Work required = Quote the full listing word for word.

Records for this task =

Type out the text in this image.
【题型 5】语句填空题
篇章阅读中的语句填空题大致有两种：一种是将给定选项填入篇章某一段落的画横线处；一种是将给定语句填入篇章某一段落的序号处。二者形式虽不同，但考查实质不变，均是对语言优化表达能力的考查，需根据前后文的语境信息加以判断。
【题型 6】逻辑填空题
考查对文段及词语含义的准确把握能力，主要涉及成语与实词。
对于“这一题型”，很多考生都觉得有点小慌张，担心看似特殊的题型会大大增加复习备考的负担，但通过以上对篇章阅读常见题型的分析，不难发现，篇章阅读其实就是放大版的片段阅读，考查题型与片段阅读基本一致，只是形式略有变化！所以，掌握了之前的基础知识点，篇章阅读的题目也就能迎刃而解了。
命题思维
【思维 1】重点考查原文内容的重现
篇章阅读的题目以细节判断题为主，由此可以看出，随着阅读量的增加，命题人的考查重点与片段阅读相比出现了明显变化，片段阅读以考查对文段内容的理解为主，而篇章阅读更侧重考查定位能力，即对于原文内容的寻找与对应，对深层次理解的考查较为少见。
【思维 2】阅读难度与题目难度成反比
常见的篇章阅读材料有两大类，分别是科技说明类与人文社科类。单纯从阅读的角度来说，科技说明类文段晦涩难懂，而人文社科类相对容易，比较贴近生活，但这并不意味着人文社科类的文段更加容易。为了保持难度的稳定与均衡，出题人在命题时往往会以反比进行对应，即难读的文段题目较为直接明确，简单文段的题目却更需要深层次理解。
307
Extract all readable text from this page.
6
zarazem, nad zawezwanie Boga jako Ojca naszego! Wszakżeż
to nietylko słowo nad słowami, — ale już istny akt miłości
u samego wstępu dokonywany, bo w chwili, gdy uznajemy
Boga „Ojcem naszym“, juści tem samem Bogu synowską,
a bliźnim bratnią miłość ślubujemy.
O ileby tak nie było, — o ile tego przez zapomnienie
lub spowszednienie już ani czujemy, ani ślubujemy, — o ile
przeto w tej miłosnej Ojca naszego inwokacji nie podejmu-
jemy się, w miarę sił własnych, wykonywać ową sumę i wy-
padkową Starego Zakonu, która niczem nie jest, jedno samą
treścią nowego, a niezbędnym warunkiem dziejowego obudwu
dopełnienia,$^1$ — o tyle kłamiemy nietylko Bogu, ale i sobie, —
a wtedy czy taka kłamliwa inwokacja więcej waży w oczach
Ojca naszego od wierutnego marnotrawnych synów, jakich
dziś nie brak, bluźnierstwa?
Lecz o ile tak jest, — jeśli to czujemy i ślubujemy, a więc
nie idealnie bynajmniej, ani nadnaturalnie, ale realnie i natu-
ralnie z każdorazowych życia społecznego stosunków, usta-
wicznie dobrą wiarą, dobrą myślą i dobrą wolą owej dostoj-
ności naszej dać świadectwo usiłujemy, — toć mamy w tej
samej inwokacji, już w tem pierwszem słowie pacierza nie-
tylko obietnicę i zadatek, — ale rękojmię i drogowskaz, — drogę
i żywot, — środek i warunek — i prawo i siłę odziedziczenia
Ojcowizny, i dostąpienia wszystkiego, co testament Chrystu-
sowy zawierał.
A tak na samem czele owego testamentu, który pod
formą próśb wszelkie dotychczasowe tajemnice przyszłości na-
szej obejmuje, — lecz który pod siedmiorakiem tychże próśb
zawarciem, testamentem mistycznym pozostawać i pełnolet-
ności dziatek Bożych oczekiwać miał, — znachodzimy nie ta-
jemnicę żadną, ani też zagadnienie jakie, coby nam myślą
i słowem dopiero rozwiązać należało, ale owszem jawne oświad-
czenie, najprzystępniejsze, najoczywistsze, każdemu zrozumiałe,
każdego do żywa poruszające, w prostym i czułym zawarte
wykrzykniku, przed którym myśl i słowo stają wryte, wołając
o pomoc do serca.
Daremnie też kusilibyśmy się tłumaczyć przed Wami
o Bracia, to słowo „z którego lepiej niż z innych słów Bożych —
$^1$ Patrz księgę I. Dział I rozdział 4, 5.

Solution to this exercise =
Type out the text in this image.
【题型 5】语句填空题
篇章阅读中的语句填空题大致有两种：一种是将给定选项填入篇章某一段落的画横线处；一种是将给定语句填入篇章某一段落的序号处。二者形式虽不同，但考查实质不变，均是对语言优化表达能力的考查，需根据前后文的语境信息加以判断。
【题型 6】逻辑填空题
考查对文段及词语含义的准确把握能力，主要涉及成语与实词。
对于“这一题型”，很多考生都觉得有点小慌张，担心看似特殊的题型会大大增加复习备考的负担，但通过以上对篇章阅读常见题型的分析，不难发现，篇章阅读其实就是放大版的片段阅读，考查题型与片段阅读基本一致，只是形式略有变化！所以，掌握了之前的基础知识点，篇章阅读的题目也就能迎刃而解了。
命题思维
【思维 1】重点考查原文内容的重现
篇章阅读的题目以细节判断题为主，由此可以看出，随着阅读量的增加，命题人的考查重点与片段阅读相比出现了明显变化，片段阅读以考查对文段内容的理解为主，而篇章阅读更侧重考查定位能力，即对于原文内容的寻找与对应，对深层次理解的考查较为少见。
【思维 2】阅读难度与题目难度成反比
常见的篇章阅读材料有两大类，分别是科技说明类与人文社科类。单纯从阅读的角度来说，科技说明类文段晦涩难懂，而人文社科类相对容易，比较贴近生活，但这并不意味着人文社科类的文段更加容易。为了保持难度的稳定与均衡，出题人在命题时往往会以反比进行对应，即难读的文段题目较为直接明确，简单文段的题目却更需要深层次理解。
307
Extract all readable text from this page.
6
zarazem, nad zawezwanie Boga jako Ojca naszego! Wszakżeż
to nietylko słowo nad słowami, — ale już istny akt miłości
u samego wstępu dokonywany, bo w chwili, gdy uznajemy
Boga „Ojcem naszym“, juści tem samem Bogu synowską,
a bliźnim bratnią miłość ślubujemy.
O ileby tak nie było, — o ile tego przez zapomnienie
lub spowszednienie już ani czujemy, ani ślubujemy, — o ile
przeto w tej miłosnej Ojca naszego inwokacji nie podejmu-
jemy się, w miarę sił własnych, wykonywać ową sumę i wy-
padkową Starego Zakonu, która niczem nie jest, jedno samą
treścią nowego, a niezbędnym warunkiem dziejowego obudwu
dopełnienia,$^1$ — o tyle kłamiemy nietylko Bogu, ale i sobie, —
a wtedy czy taka kłamliwa inwokacja więcej waży w oczach
Ojca naszego od wierutnego marnotrawnych synów, jakich
dziś nie brak, bluźnierstwa?
Lecz o ile tak jest, — jeśli to czujemy i ślubujemy, a więc
nie idealnie bynajmniej, ani nadnaturalnie, ale realnie i natu-
ralnie z każdorazowych życia społecznego stosunków, usta-
wicznie dobrą wiarą, dobrą myślą i dobrą wolą owej dostoj-
ności naszej dać świadectwo usiłujemy, — toć mamy w tej
samej inwokacji, już w tem pierwszem słowie pacierza nie-
tylko obietnicę i zadatek, — ale rękojmię i drogowskaz, — drogę
i żywot, — środek i warunek — i prawo i siłę odziedziczenia
Ojcowizny, i dostąpienia wszystkiego, co testament Chrystu-
sowy zawierał.
A tak na samem czele owego testamentu, który pod
formą próśb wszelkie dotychczasowe tajemnice przyszłości na-
szej obejmuje, — lecz który pod siedmiorakiem tychże próśb
zawarciem, testamentem mistycznym pozostawać i pełnolet-
ności dziatek Bożych oczekiwać miał, — znachodzimy nie ta-
jemnicę żadną, ani też zagadnienie jakie, coby nam myślą
i słowem dopiero rozwiązać należało, ale owszem jawne oświad-
czenie, najprzystępniejsze, najoczywistsze, każdemu zrozumiałe,
każdego do żywa poruszające, w prostym i czułym zawarte
wykrzykniku, przed którym myśl i słowo stają wryte, wołając
o pomoc do serca.
Daremnie też kusilibyśmy się tłumaczyć przed Wami
o Bracia, to słowo „z którego lepiej niż z innych słów Bożych —
$^1$ Patrz księgę I. Dział I rozdział 4, 5.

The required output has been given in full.